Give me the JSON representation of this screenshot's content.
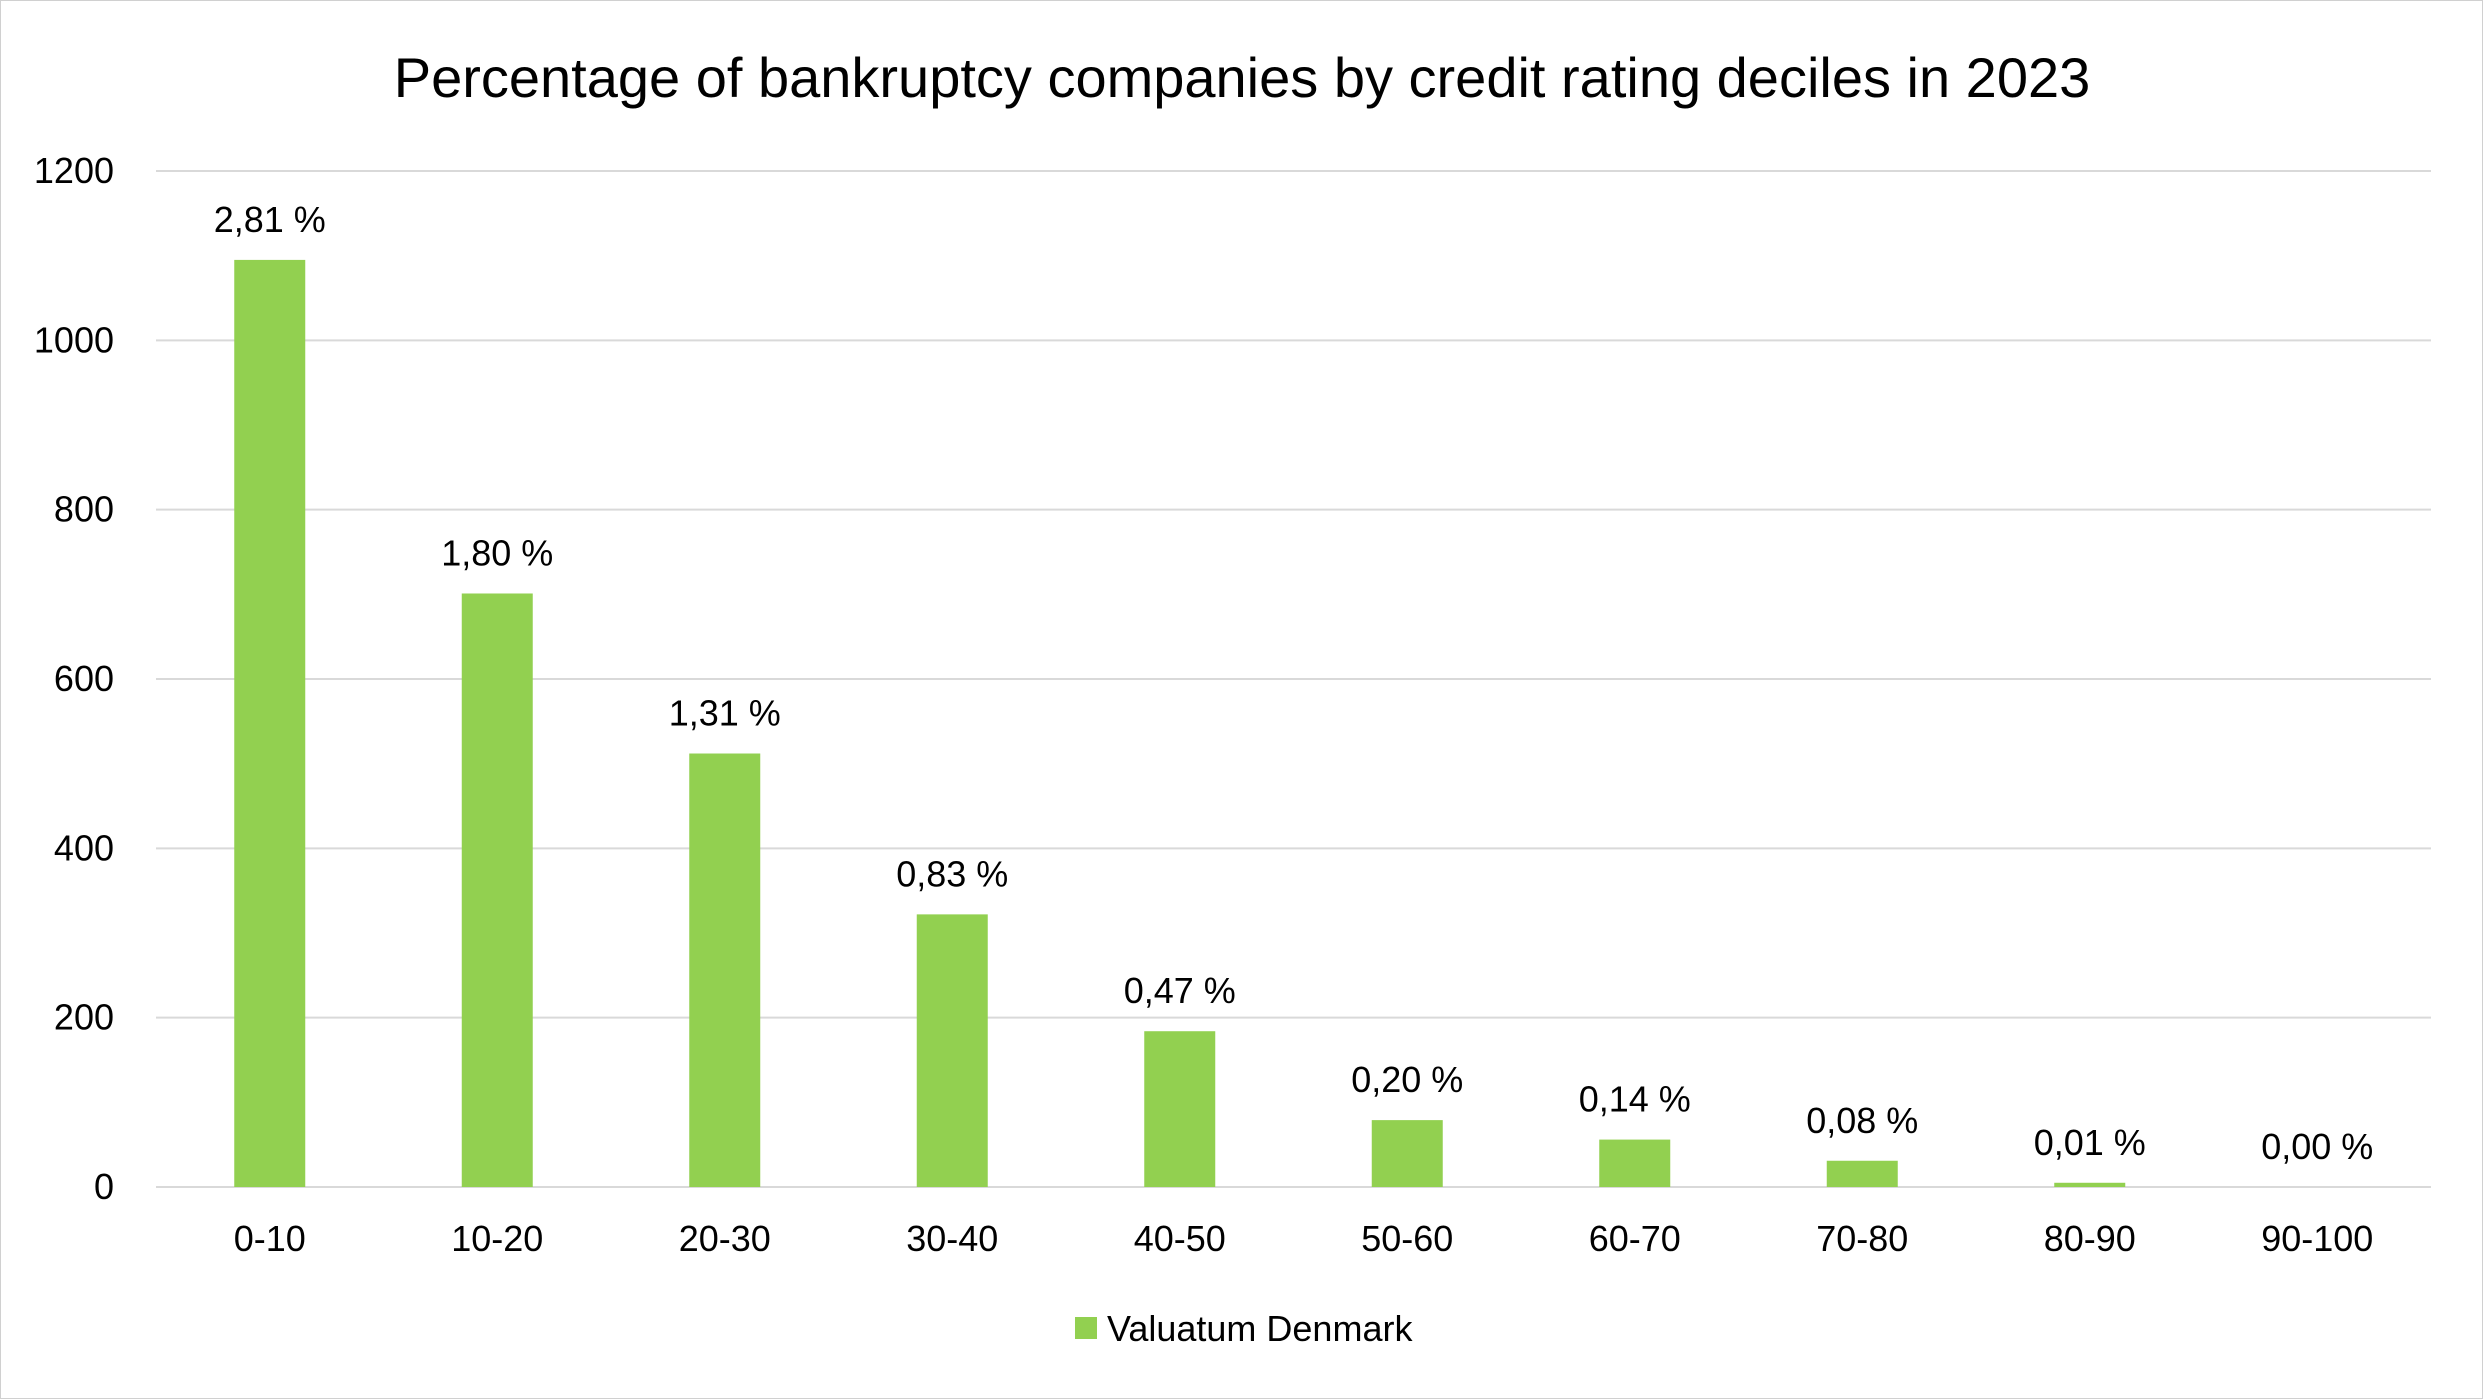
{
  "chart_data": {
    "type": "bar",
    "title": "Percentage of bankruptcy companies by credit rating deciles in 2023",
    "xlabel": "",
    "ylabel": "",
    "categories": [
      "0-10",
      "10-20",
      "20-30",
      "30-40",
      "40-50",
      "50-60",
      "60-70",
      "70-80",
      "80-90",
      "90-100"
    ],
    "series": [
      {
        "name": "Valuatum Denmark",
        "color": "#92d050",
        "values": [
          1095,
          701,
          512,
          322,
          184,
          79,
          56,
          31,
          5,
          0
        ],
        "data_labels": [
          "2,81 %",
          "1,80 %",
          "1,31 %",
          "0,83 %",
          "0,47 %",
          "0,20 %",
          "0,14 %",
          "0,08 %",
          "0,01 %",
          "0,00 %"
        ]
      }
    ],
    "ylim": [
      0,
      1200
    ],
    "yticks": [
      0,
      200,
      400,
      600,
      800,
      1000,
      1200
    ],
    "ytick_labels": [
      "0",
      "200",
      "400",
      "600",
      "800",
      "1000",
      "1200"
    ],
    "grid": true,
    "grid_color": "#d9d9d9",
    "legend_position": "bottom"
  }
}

## The exercise
Print all the records again exactly; do not include any picture.

## Task result
Give me the JSON representation of this screenshot's content.
{
  "chart_data": {
    "type": "bar",
    "title": "Percentage of bankruptcy companies by credit rating deciles in 2023",
    "xlabel": "",
    "ylabel": "",
    "categories": [
      "0-10",
      "10-20",
      "20-30",
      "30-40",
      "40-50",
      "50-60",
      "60-70",
      "70-80",
      "80-90",
      "90-100"
    ],
    "series": [
      {
        "name": "Valuatum Denmark",
        "color": "#92d050",
        "values": [
          1095,
          701,
          512,
          322,
          184,
          79,
          56,
          31,
          5,
          0
        ],
        "data_labels": [
          "2,81 %",
          "1,80 %",
          "1,31 %",
          "0,83 %",
          "0,47 %",
          "0,20 %",
          "0,14 %",
          "0,08 %",
          "0,01 %",
          "0,00 %"
        ]
      }
    ],
    "ylim": [
      0,
      1200
    ],
    "yticks": [
      0,
      200,
      400,
      600,
      800,
      1000,
      1200
    ],
    "ytick_labels": [
      "0",
      "200",
      "400",
      "600",
      "800",
      "1000",
      "1200"
    ],
    "grid": true,
    "grid_color": "#d9d9d9",
    "legend_position": "bottom"
  }
}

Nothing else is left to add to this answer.